Task:
The records below need retyping in full; give them again exactly.

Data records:
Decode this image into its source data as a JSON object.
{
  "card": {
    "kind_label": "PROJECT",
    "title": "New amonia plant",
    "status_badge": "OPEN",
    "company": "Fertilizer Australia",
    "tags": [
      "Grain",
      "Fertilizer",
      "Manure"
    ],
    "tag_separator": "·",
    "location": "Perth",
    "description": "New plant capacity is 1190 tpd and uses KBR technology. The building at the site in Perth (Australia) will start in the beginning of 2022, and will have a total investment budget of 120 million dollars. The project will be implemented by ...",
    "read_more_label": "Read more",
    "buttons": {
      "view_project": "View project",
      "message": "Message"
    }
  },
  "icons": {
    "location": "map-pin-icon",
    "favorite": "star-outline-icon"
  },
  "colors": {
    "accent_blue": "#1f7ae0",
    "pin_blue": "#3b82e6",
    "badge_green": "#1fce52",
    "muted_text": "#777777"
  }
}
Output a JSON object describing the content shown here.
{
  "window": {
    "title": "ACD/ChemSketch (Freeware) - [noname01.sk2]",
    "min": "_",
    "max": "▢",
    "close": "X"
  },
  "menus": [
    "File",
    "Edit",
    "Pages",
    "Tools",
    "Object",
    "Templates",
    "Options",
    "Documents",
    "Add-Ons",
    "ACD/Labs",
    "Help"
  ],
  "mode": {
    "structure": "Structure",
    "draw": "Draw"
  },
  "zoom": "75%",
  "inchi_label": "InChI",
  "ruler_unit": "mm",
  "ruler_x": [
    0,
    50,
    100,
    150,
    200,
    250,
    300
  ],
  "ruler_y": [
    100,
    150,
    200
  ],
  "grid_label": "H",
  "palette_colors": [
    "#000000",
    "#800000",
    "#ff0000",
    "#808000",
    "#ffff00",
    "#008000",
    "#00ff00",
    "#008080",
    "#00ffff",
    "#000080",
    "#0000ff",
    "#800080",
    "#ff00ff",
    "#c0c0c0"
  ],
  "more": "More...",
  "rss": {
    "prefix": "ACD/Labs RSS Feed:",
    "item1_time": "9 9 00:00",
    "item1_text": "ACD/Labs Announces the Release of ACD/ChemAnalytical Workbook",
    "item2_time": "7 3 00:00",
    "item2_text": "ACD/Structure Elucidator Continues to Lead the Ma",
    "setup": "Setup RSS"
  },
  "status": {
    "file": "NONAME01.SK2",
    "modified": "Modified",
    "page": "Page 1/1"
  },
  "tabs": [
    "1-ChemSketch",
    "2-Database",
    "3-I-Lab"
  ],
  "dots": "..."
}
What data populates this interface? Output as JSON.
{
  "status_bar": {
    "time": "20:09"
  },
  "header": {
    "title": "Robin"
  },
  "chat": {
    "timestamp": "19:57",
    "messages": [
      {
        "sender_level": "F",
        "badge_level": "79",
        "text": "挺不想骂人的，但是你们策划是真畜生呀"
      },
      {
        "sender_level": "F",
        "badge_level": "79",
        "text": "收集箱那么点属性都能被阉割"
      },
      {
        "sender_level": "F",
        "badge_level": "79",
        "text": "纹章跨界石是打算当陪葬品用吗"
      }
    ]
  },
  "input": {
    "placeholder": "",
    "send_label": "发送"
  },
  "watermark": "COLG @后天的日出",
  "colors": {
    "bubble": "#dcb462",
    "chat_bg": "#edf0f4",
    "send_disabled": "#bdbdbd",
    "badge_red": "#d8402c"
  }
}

Full answer:
Decode this image into its source data as a JSON object.
{
  "card": {
    "kind_label": "PROJECT",
    "title": "New amonia plant",
    "status_badge": "OPEN",
    "company": "Fertilizer Australia",
    "tags": [
      "Grain",
      "Fertilizer",
      "Manure"
    ],
    "tag_separator": "·",
    "location": "Perth",
    "description": "New plant capacity is 1190 tpd and uses KBR technology. The building at the site in Perth (Australia) will start in the beginning of 2022, and will have a total investment budget of 120 million dollars. The project will be implemented by ...",
    "read_more_label": "Read more",
    "buttons": {
      "view_project": "View project",
      "message": "Message"
    }
  },
  "icons": {
    "location": "map-pin-icon",
    "favorite": "star-outline-icon"
  },
  "colors": {
    "accent_blue": "#1f7ae0",
    "pin_blue": "#3b82e6",
    "badge_green": "#1fce52",
    "muted_text": "#777777"
  }
}
Output a JSON object describing the content shown here.
{
  "window": {
    "title": "ACD/ChemSketch (Freeware) - [noname01.sk2]",
    "min": "_",
    "max": "▢",
    "close": "X"
  },
  "menus": [
    "File",
    "Edit",
    "Pages",
    "Tools",
    "Object",
    "Templates",
    "Options",
    "Documents",
    "Add-Ons",
    "ACD/Labs",
    "Help"
  ],
  "mode": {
    "structure": "Structure",
    "draw": "Draw"
  },
  "zoom": "75%",
  "inchi_label": "InChI",
  "ruler_unit": "mm",
  "ruler_x": [
    0,
    50,
    100,
    150,
    200,
    250,
    300
  ],
  "ruler_y": [
    100,
    150,
    200
  ],
  "grid_label": "H",
  "palette_colors": [
    "#000000",
    "#800000",
    "#ff0000",
    "#808000",
    "#ffff00",
    "#008000",
    "#00ff00",
    "#008080",
    "#00ffff",
    "#000080",
    "#0000ff",
    "#800080",
    "#ff00ff",
    "#c0c0c0"
  ],
  "more": "More...",
  "rss": {
    "prefix": "ACD/Labs RSS Feed:",
    "item1_time": "9 9 00:00",
    "item1_text": "ACD/Labs Announces the Release of ACD/ChemAnalytical Workbook",
    "item2_time": "7 3 00:00",
    "item2_text": "ACD/Structure Elucidator Continues to Lead the Ma",
    "setup": "Setup RSS"
  },
  "status": {
    "file": "NONAME01.SK2",
    "modified": "Modified",
    "page": "Page 1/1"
  },
  "tabs": [
    "1-ChemSketch",
    "2-Database",
    "3-I-Lab"
  ],
  "dots": "..."
}
What data populates this interface? Output as JSON.
{
  "status_bar": {
    "time": "20:09"
  },
  "header": {
    "title": "Robin"
  },
  "chat": {
    "timestamp": "19:57",
    "messages": [
      {
        "sender_level": "F",
        "badge_level": "79",
        "text": "挺不想骂人的，但是你们策划是真畜生呀"
      },
      {
        "sender_level": "F",
        "badge_level": "79",
        "text": "收集箱那么点属性都能被阉割"
      },
      {
        "sender_level": "F",
        "badge_level": "79",
        "text": "纹章跨界石是打算当陪葬品用吗"
      }
    ]
  },
  "input": {
    "placeholder": "",
    "send_label": "发送"
  },
  "watermark": "COLG @后天的日出",
  "colors": {
    "bubble": "#dcb462",
    "chat_bg": "#edf0f4",
    "send_disabled": "#bdbdbd",
    "badge_red": "#d8402c"
  }
}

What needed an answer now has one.